Instructions for the task> Only a number is wanted: how many lines in the records below contain "they"?

Saved entries:
-=-=-

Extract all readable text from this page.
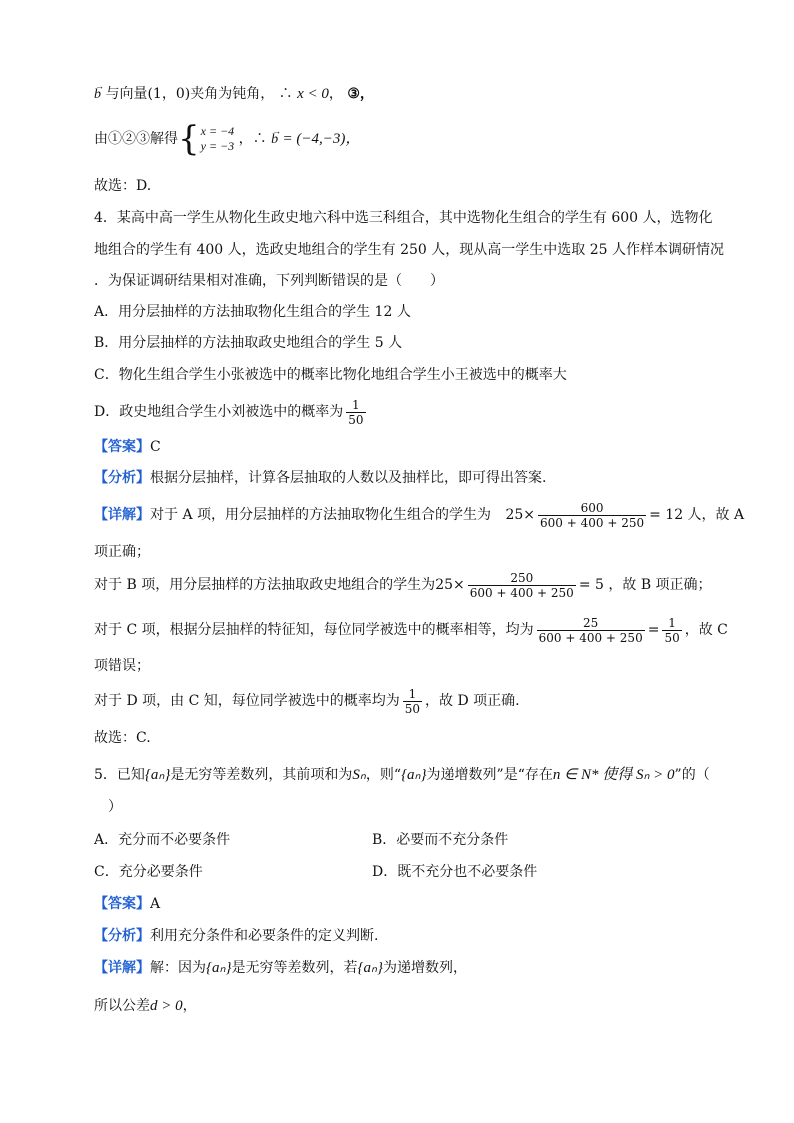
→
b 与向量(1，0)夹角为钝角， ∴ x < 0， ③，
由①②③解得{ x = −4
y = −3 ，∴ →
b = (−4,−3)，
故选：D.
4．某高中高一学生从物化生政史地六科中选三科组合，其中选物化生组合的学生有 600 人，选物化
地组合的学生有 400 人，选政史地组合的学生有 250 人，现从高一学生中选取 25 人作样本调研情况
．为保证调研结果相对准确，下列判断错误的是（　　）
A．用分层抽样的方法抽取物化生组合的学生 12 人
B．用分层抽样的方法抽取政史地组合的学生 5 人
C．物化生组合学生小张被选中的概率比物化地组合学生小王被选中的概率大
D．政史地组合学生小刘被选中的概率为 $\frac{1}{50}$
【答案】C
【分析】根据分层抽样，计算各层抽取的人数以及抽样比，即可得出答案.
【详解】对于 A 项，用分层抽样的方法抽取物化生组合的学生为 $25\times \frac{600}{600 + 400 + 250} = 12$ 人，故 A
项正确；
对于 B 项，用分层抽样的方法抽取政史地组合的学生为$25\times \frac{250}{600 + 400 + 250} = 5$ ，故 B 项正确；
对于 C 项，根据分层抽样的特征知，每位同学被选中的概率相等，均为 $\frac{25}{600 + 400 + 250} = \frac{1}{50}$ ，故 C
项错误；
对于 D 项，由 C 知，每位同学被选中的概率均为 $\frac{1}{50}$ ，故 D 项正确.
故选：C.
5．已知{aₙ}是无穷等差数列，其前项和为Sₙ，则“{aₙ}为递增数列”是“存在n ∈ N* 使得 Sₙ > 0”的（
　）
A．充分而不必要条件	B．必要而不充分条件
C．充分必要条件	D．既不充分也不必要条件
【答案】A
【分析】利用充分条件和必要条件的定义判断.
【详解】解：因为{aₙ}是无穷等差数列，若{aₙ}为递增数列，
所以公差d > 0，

-=-=-

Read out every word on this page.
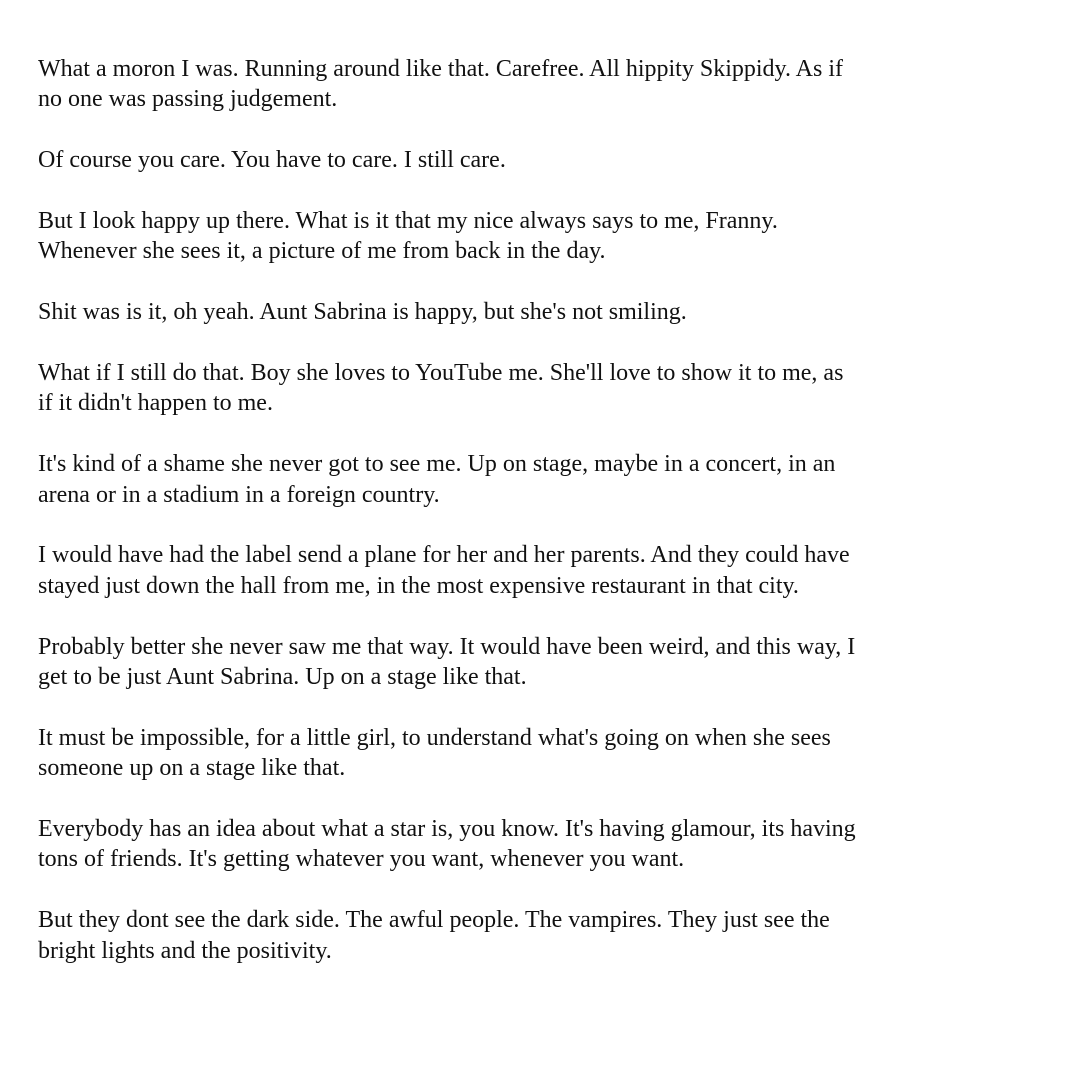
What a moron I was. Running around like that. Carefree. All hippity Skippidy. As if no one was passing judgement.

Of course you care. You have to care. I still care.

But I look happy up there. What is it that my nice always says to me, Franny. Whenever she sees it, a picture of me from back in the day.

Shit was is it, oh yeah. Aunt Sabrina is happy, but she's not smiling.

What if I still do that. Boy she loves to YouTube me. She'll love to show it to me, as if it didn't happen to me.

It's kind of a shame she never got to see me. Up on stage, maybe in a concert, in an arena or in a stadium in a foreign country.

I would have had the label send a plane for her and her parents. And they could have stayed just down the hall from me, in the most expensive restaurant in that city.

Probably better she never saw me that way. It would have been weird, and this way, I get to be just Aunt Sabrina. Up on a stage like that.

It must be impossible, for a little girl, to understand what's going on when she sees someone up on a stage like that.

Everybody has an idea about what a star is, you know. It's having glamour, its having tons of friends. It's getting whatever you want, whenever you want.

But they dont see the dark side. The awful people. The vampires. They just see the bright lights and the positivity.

-=-=-

Answer to the task> 2